### Supplied material
_ _ _ _

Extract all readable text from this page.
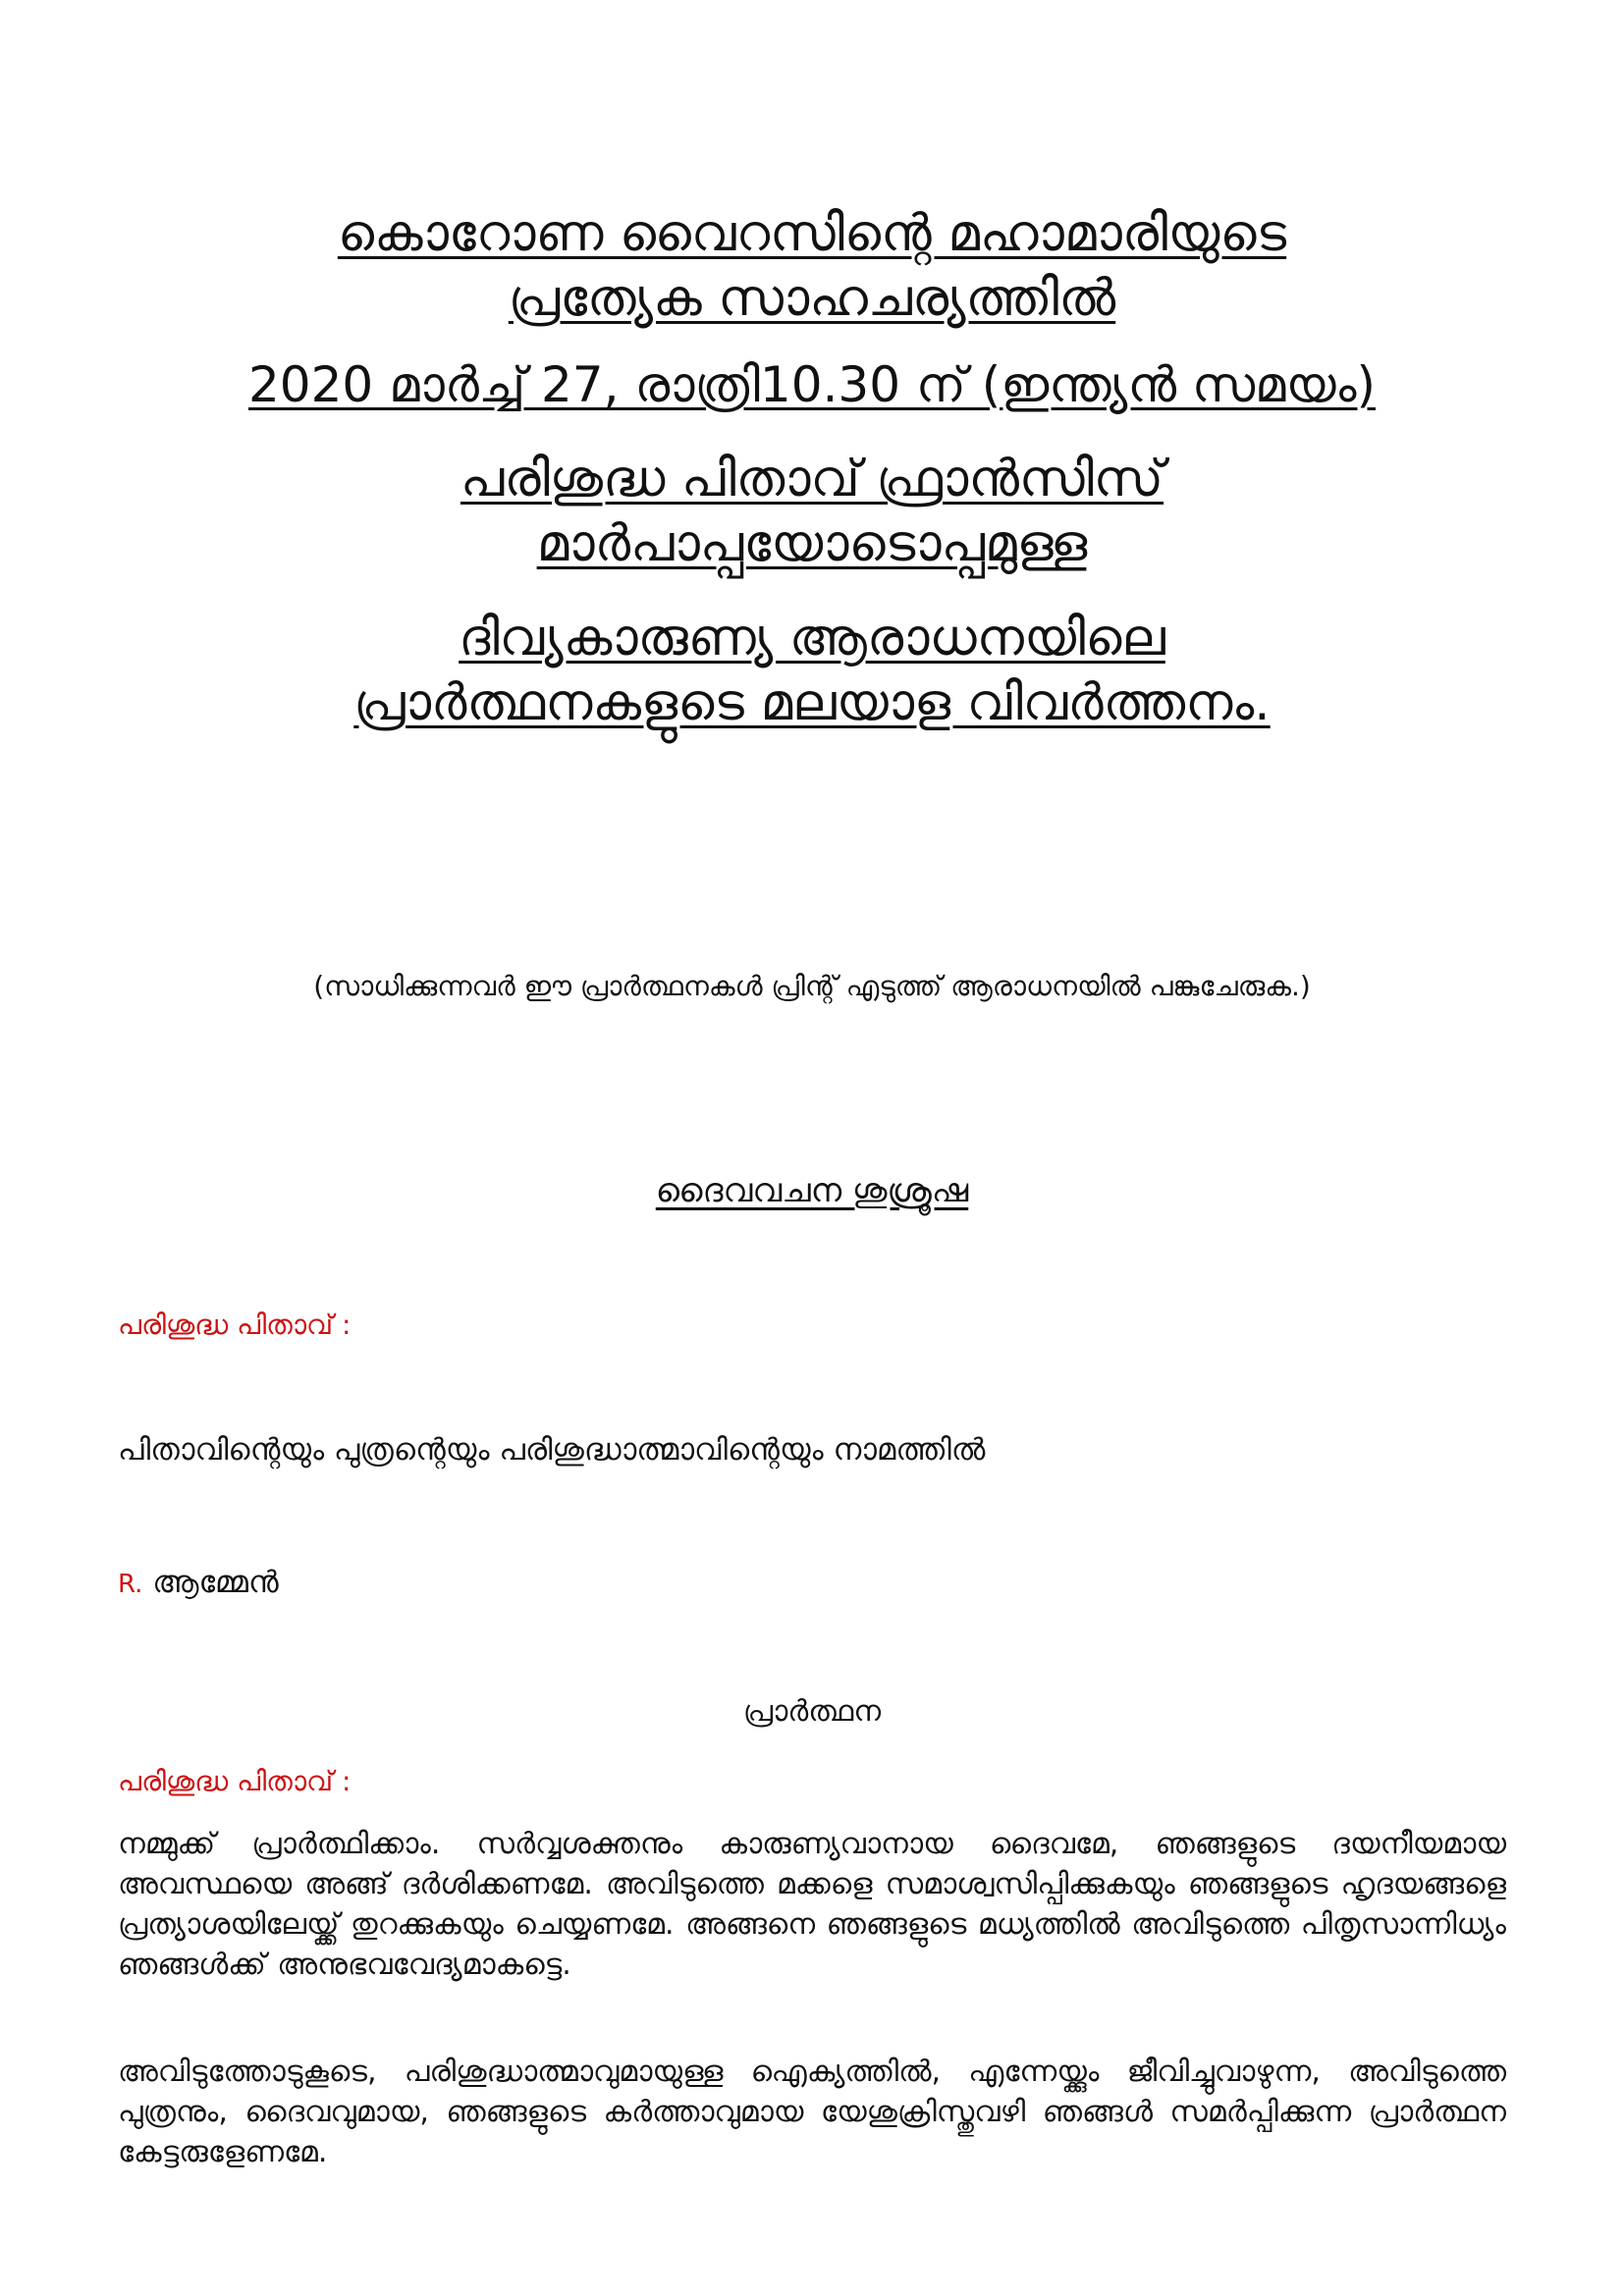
കൊറോണ വൈറസിന്റെ മഹാമാരിയുടെ
പ്രത്യേക സാഹചര്യത്തിൽ
2020 മാർച്ച് 27, രാത്രി10.30 ന് (ഇന്ത്യൻ സമയം)
പരിശുദ്ധ പിതാവ് ഫ്രാൻസിസ്
മാർപാപ്പയോടൊപ്പമുള്ള
ദിവ്യകാരുണ്യ ആരാധനയിലെ
പ്രാർത്ഥനകളുടെ മലയാള വിവർത്തനം.
(സാധിക്കുന്നവർ ഈ പ്രാർത്ഥനകൾ പ്രിന്റ് എടുത്ത് ആരാധനയിൽ പങ്കുചേരുക.)
ദൈവവചന ശുശ്രൂഷ
പരിശുദ്ധ പിതാവ് :
പിതാവിന്റെയും പുത്രന്റെയും പരിശുദ്ധാത്മാവിന്റെയും നാമത്തിൽ
R. ആമ്മേൻ
പ്രാർത്ഥന
പരിശുദ്ധ പിതാവ് :
നമ്മുക്ക് പ്രാർത്ഥിക്കാം. സർവ്വശക്തനും കാരുണ്യവാനായ ദൈവമേ, ഞങ്ങളുടെ ദയനീയമായ അവസ്ഥയെ അങ്ങ് ദർശിക്കണമേ. അവിടുത്തെ മക്കളെ സമാശ്വസിപ്പിക്കുകയും ഞങ്ങളുടെ ഹൃദയങ്ങളെ പ്രത്യാശയിലേയ്ക്ക് തുറക്കുകയും ചെയ്യണമേ. അങ്ങനെ ഞങ്ങളുടെ മധ്യത്തിൽ അവിടുത്തെ പിതൃസാന്നിധ്യം ഞങ്ങൾക്ക് അനുഭവവേദ്യമാകട്ടെ.
അവിടുത്തോടുകൂടെ, പരിശുദ്ധാത്മാവുമായുള്ള ഐക്യത്തിൽ, എന്നേയ്ക്കും ജീവിച്ചുവാഴുന്ന, അവിടുത്തെ പുത്രനും, ദൈവവുമായ, ഞങ്ങളുടെ കർത്താവുമായ യേശുക്രിസ്തുവഴി ഞങ്ങൾ സമർപ്പിക്കുന്ന പ്രാർത്ഥന കേട്ടരുളേണമേ.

_ _ _ _

### Required task
Transcribe each entry above exactly, apart from the pictures.

### Response to the exercise
Extract all readable text from this page.
കൊറോണ വൈറസിന്റെ മഹാമാരിയുടെ
പ്രത്യേക സാഹചര്യത്തിൽ
2020 മാർച്ച് 27, രാത്രി10.30 ന് (ഇന്ത്യൻ സമയം)
പരിശുദ്ധ പിതാവ് ഫ്രാൻസിസ്
മാർപാപ്പയോടൊപ്പമുള്ള
ദിവ്യകാരുണ്യ ആരാധനയിലെ
പ്രാർത്ഥനകളുടെ മലയാള വിവർത്തനം.
(സാധിക്കുന്നവർ ഈ പ്രാർത്ഥനകൾ പ്രിന്റ് എടുത്ത് ആരാധനയിൽ പങ്കുചേരുക.)
ദൈവവചന ശുശ്രൂഷ
പരിശുദ്ധ പിതാവ് :
പിതാവിന്റെയും പുത്രന്റെയും പരിശുദ്ധാത്മാവിന്റെയും നാമത്തിൽ
R. ആമ്മേൻ
പ്രാർത്ഥന
പരിശുദ്ധ പിതാവ് :
നമ്മുക്ക് പ്രാർത്ഥിക്കാം. സർവ്വശക്തനും കാരുണ്യവാനായ ദൈവമേ, ഞങ്ങളുടെ ദയനീയമായ അവസ്ഥയെ അങ്ങ് ദർശിക്കണമേ. അവിടുത്തെ മക്കളെ സമാശ്വസിപ്പിക്കുകയും ഞങ്ങളുടെ ഹൃദയങ്ങളെ പ്രത്യാശയിലേയ്ക്ക് തുറക്കുകയും ചെയ്യണമേ. അങ്ങനെ ഞങ്ങളുടെ മധ്യത്തിൽ അവിടുത്തെ പിതൃസാന്നിധ്യം ഞങ്ങൾക്ക് അനുഭവവേദ്യമാകട്ടെ.
അവിടുത്തോടുകൂടെ, പരിശുദ്ധാത്മാവുമായുള്ള ഐക്യത്തിൽ, എന്നേയ്ക്കും ജീവിച്ചുവാഴുന്ന, അവിടുത്തെ പുത്രനും, ദൈവവുമായ, ഞങ്ങളുടെ കർത്താവുമായ യേശുക്രിസ്തുവഴി ഞങ്ങൾ സമർപ്പിക്കുന്ന പ്രാർത്ഥന കേട്ടരുളേണമേ.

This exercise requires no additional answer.